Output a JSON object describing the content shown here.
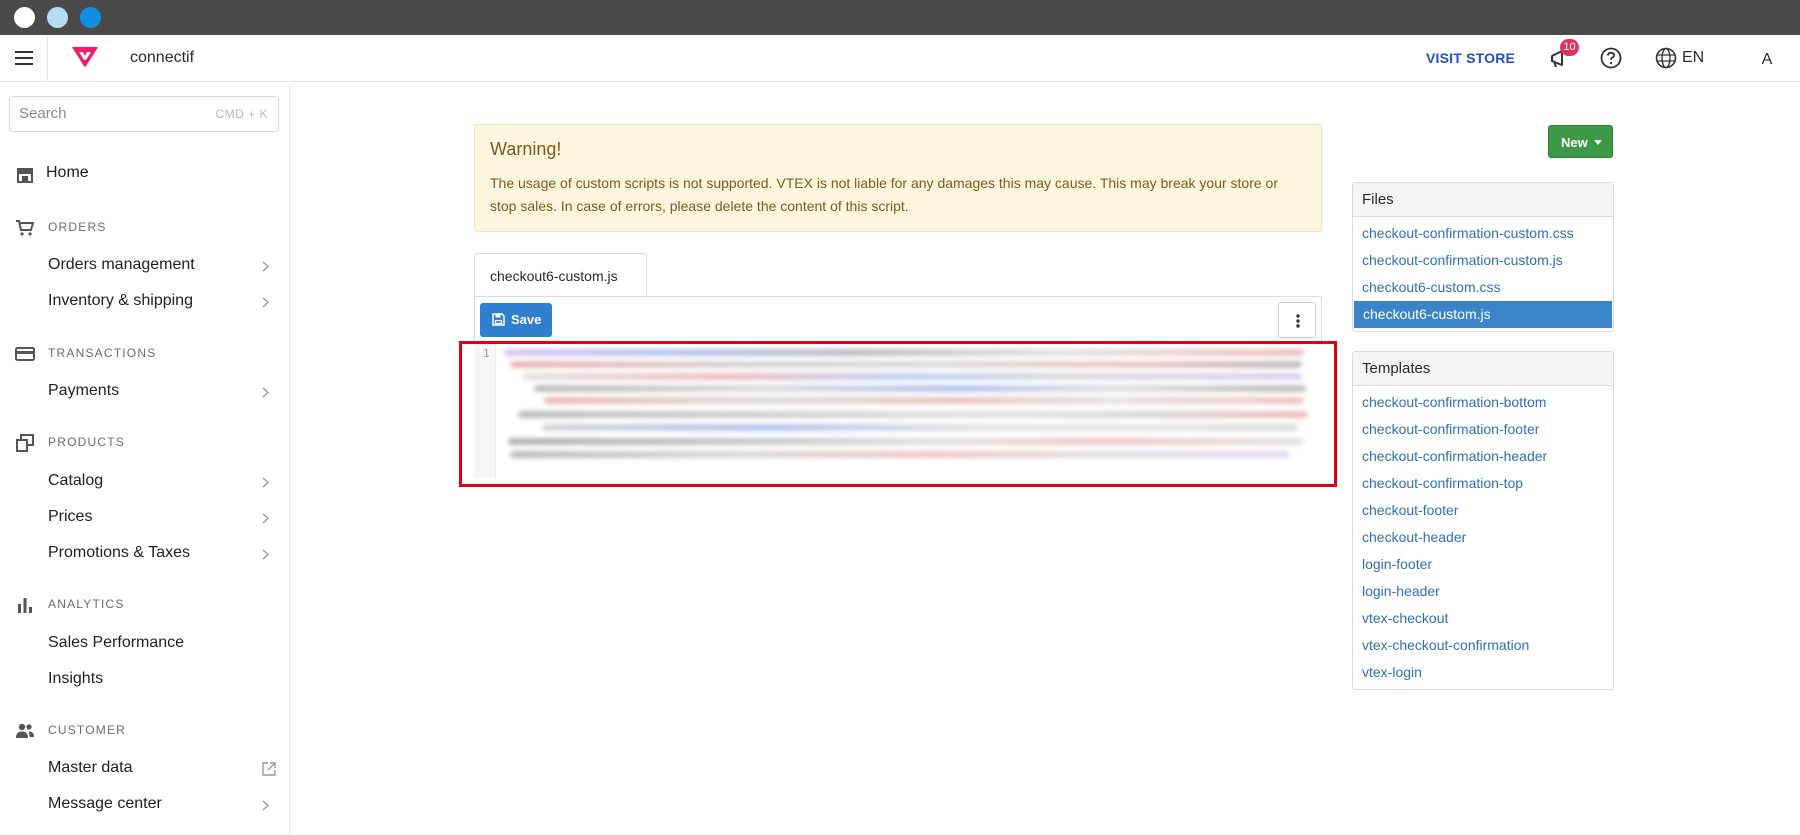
{
  "header": {
    "store_name": "connectif",
    "visit_store": "VISIT STORE",
    "notification_count": "10",
    "language": "EN",
    "avatar_initial": "A"
  },
  "sidebar": {
    "search_placeholder": "Search",
    "search_shortcut": "CMD + K",
    "home": "Home",
    "sections": {
      "orders": "ORDERS",
      "transactions": "TRANSACTIONS",
      "products": "PRODUCTS",
      "analytics": "ANALYTICS",
      "customer": "CUSTOMER"
    },
    "items": {
      "orders_management": "Orders management",
      "inventory_shipping": "Inventory & shipping",
      "payments": "Payments",
      "catalog": "Catalog",
      "prices": "Prices",
      "promotions_taxes": "Promotions & Taxes",
      "sales_performance": "Sales Performance",
      "insights": "Insights",
      "master_data": "Master data",
      "message_center": "Message center"
    }
  },
  "main": {
    "warning_title": "Warning!",
    "warning_text": "The usage of custom scripts is not supported. VTEX is not liable for any damages this may cause. This may break your store or stop sales. In case of errors, please delete the content of this script.",
    "file_tab": "checkout6-custom.js",
    "save_label": "Save",
    "line_number": "1"
  },
  "right": {
    "new_label": "New",
    "files_title": "Files",
    "files": [
      "checkout-confirmation-custom.css",
      "checkout-confirmation-custom.js",
      "checkout6-custom.css",
      "checkout6-custom.js"
    ],
    "active_file": "checkout6-custom.js",
    "templates_title": "Templates",
    "templates": [
      "checkout-confirmation-bottom",
      "checkout-confirmation-footer",
      "checkout-confirmation-header",
      "checkout-confirmation-top",
      "checkout-footer",
      "checkout-header",
      "login-footer",
      "login-header",
      "vtex-checkout",
      "vtex-checkout-confirmation",
      "vtex-login"
    ]
  },
  "colors": {
    "accent_blue": "#2f7fd1",
    "active_file_bg": "#3a84c9",
    "new_button": "#3c9a44",
    "highlight_red": "#e00016",
    "warning_bg": "#fdf6df",
    "badge": "#e2345a"
  }
}
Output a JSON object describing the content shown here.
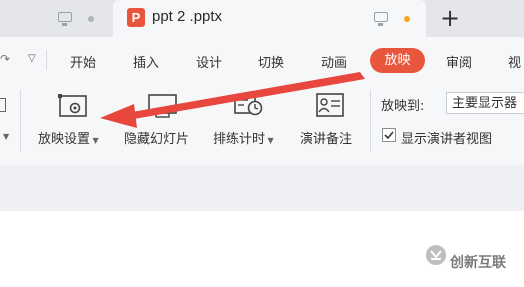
{
  "titlebar": {
    "active_tab_title": "ppt 2 .pptx",
    "active_tab_icon": "P",
    "new_tab": "+",
    "unsaved_dot_color": "#f5a623"
  },
  "ribbon_tabs": [
    {
      "label": "开始"
    },
    {
      "label": "插入"
    },
    {
      "label": "设计"
    },
    {
      "label": "切换"
    },
    {
      "label": "动画"
    },
    {
      "label": "放映"
    },
    {
      "label": "审阅"
    },
    {
      "label": "视"
    }
  ],
  "commands": {
    "slideshow_settings": "放映设置",
    "hide_slide": "隐藏幻灯片",
    "rehearse_timing": "排练计时",
    "speaker_notes": "演讲备注",
    "show_on_label": "放映到:",
    "show_on_value": "主要显示器",
    "presenter_view_label": "显示演讲者视图",
    "presenter_view_checked": true
  },
  "watermark": {
    "text": "创新互联"
  },
  "colors": {
    "accent": "#e8573d",
    "annotation_arrow": "#e8473d"
  }
}
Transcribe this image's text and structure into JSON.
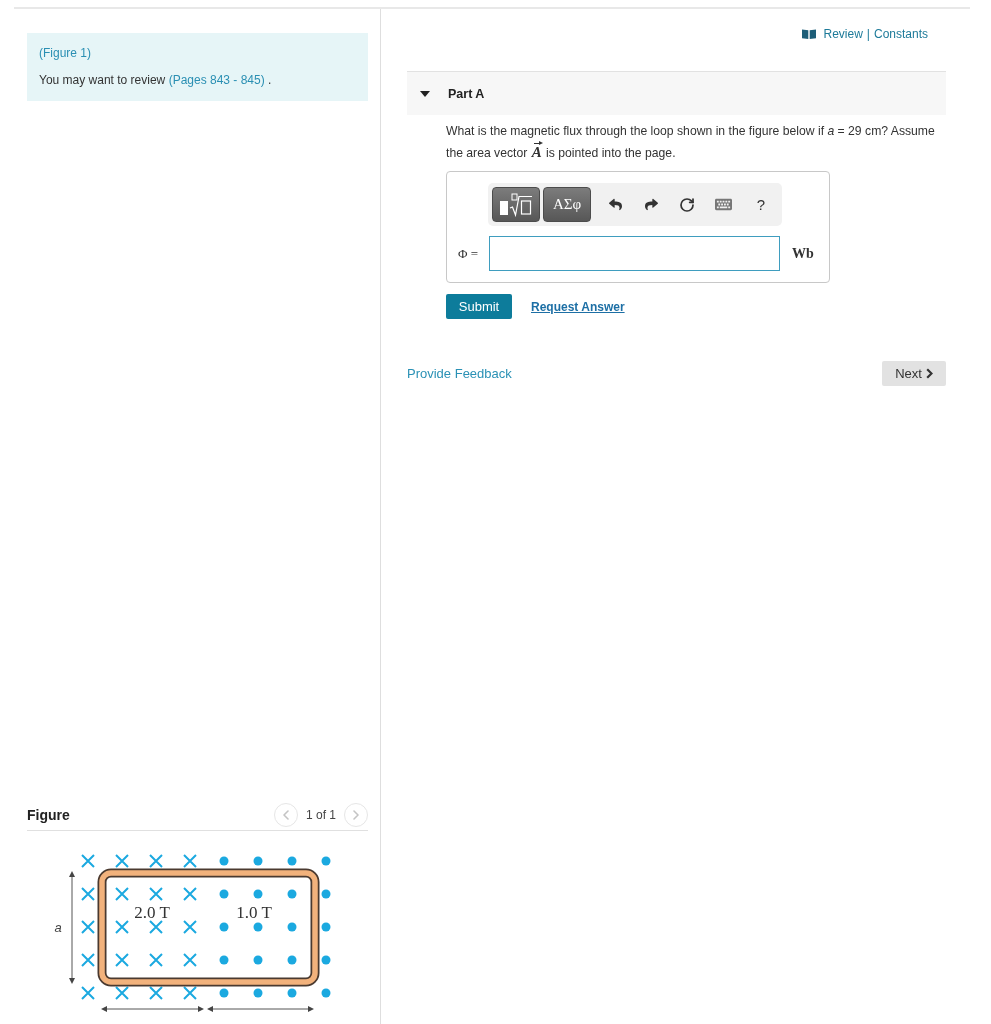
{
  "sidebar": {
    "figure_link": "(Figure 1)",
    "review_note": {
      "text": "You may want to review",
      "link": "(Pages 843 - 845)",
      "end": "."
    }
  },
  "figure_panel": {
    "title": "Figure",
    "pager": {
      "label": "1 of 1",
      "prev": {
        "disabled": true
      },
      "next": {
        "disabled": true
      }
    },
    "diagram": {
      "side_label": "a",
      "regions": [
        {
          "kind": "into_page",
          "field": "2.0 T"
        },
        {
          "kind": "out_of_page",
          "field": "1.0 T"
        }
      ]
    }
  },
  "header": {
    "review_link": "Review",
    "separator": "|",
    "constants_link": "Constants"
  },
  "part": {
    "title": "Part A",
    "expanded": true,
    "question": {
      "before": "What is the magnetic flux through the loop shown in the figure below if *a* = 29 cm? Assume the area vector",
      "vector": "A",
      "after": "is pointed into the page."
    },
    "toolbar": [
      {
        "kind": "templates"
      },
      {
        "kind": "symbols",
        "label": "ΑΣφ"
      },
      {
        "kind": "undo"
      },
      {
        "kind": "redo"
      },
      {
        "kind": "reset"
      },
      {
        "kind": "keyboard"
      },
      {
        "kind": "help",
        "label": "?"
      }
    ],
    "answer": {
      "label": "Φ =",
      "unit": "Wb"
    },
    "actions": {
      "submit": "Submit",
      "request": "Request Answer"
    }
  },
  "footer": {
    "feedback_link": "Provide Feedback",
    "next_button": "Next"
  }
}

*-*-*

The material above holds pictures; copy everything else in it exactly.

Output a JSON object describing the content shown here.
{
  "header": {
    "store_name": "connectif",
    "visit_store": "VISIT STORE",
    "notification_count": "10",
    "language": "EN",
    "avatar_initial": "A"
  },
  "sidebar": {
    "search_placeholder": "Search",
    "search_shortcut": "CMD + K",
    "home": "Home",
    "sections": {
      "orders": "ORDERS",
      "transactions": "TRANSACTIONS",
      "products": "PRODUCTS",
      "analytics": "ANALYTICS",
      "customer": "CUSTOMER"
    },
    "items": {
      "orders_management": "Orders management",
      "inventory_shipping": "Inventory & shipping",
      "payments": "Payments",
      "catalog": "Catalog",
      "prices": "Prices",
      "promotions_taxes": "Promotions & Taxes",
      "sales_performance": "Sales Performance",
      "insights": "Insights",
      "master_data": "Master data",
      "message_center": "Message center"
    }
  },
  "main": {
    "warning_title": "Warning!",
    "warning_text": "The usage of custom scripts is not supported. VTEX is not liable for any damages this may cause. This may break your store or stop sales. In case of errors, please delete the content of this script.",
    "file_tab": "checkout6-custom.js",
    "save_label": "Save",
    "line_number": "1"
  },
  "right": {
    "new_label": "New",
    "files_title": "Files",
    "files": [
      "checkout-confirmation-custom.css",
      "checkout-confirmation-custom.js",
      "checkout6-custom.css",
      "checkout6-custom.js"
    ],
    "active_file": "checkout6-custom.js",
    "templates_title": "Templates",
    "templates": [
      "checkout-confirmation-bottom",
      "checkout-confirmation-footer",
      "checkout-confirmation-header",
      "checkout-confirmation-top",
      "checkout-footer",
      "checkout-header",
      "login-footer",
      "login-header",
      "vtex-checkout",
      "vtex-checkout-confirmation",
      "vtex-login"
    ]
  },
  "colors": {
    "accent_blue": "#2f7fd1",
    "active_file_bg": "#3a84c9",
    "new_button": "#3c9a44",
    "highlight_red": "#e00016",
    "warning_bg": "#fdf6df",
    "badge": "#e2345a"
  }
}
Output a JSON object describing the content shown here.
{
  "titlebar": {
    "active_tab_title": "ppt 2 .pptx",
    "active_tab_icon": "P",
    "new_tab": "+",
    "unsaved_dot_color": "#f5a623"
  },
  "ribbon_tabs": [
    {
      "label": "开始"
    },
    {
      "label": "插入"
    },
    {
      "label": "设计"
    },
    {
      "label": "切换"
    },
    {
      "label": "动画"
    },
    {
      "label": "放映"
    },
    {
      "label": "审阅"
    },
    {
      "label": "视"
    }
  ],
  "commands": {
    "slideshow_settings": "放映设置",
    "hide_slide": "隐藏幻灯片",
    "rehearse_timing": "排练计时",
    "speaker_notes": "演讲备注",
    "show_on_label": "放映到:",
    "show_on_value": "主要显示器",
    "presenter_view_label": "显示演讲者视图",
    "presenter_view_checked": true
  },
  "watermark": {
    "text": "创新互联"
  },
  "colors": {
    "accent": "#e8573d",
    "annotation_arrow": "#e8473d"
  }
}
Transcribe this image's text and structure into JSON.
{
  "sidebar": {
    "figure_link": "(Figure 1)",
    "review_note": {
      "text": "You may want to review",
      "link": "(Pages 843 - 845)",
      "end": "."
    }
  },
  "figure_panel": {
    "title": "Figure",
    "pager": {
      "label": "1 of 1",
      "prev": {
        "disabled": true
      },
      "next": {
        "disabled": true
      }
    },
    "diagram": {
      "side_label": "a",
      "regions": [
        {
          "kind": "into_page",
          "field": "2.0 T"
        },
        {
          "kind": "out_of_page",
          "field": "1.0 T"
        }
      ]
    }
  },
  "header": {
    "review_link": "Review",
    "separator": "|",
    "constants_link": "Constants"
  },
  "part": {
    "title": "Part A",
    "expanded": true,
    "question": {
      "before": "What is the magnetic flux through the loop shown in the figure below if *a* = 29 cm? Assume the area vector",
      "vector": "A",
      "after": "is pointed into the page."
    },
    "toolbar": [
      {
        "kind": "templates"
      },
      {
        "kind": "symbols",
        "label": "ΑΣφ"
      },
      {
        "kind": "undo"
      },
      {
        "kind": "redo"
      },
      {
        "kind": "reset"
      },
      {
        "kind": "keyboard"
      },
      {
        "kind": "help",
        "label": "?"
      }
    ],
    "answer": {
      "label": "Φ =",
      "unit": "Wb"
    },
    "actions": {
      "submit": "Submit",
      "request": "Request Answer"
    }
  },
  "footer": {
    "feedback_link": "Provide Feedback",
    "next_button": "Next"
  }
}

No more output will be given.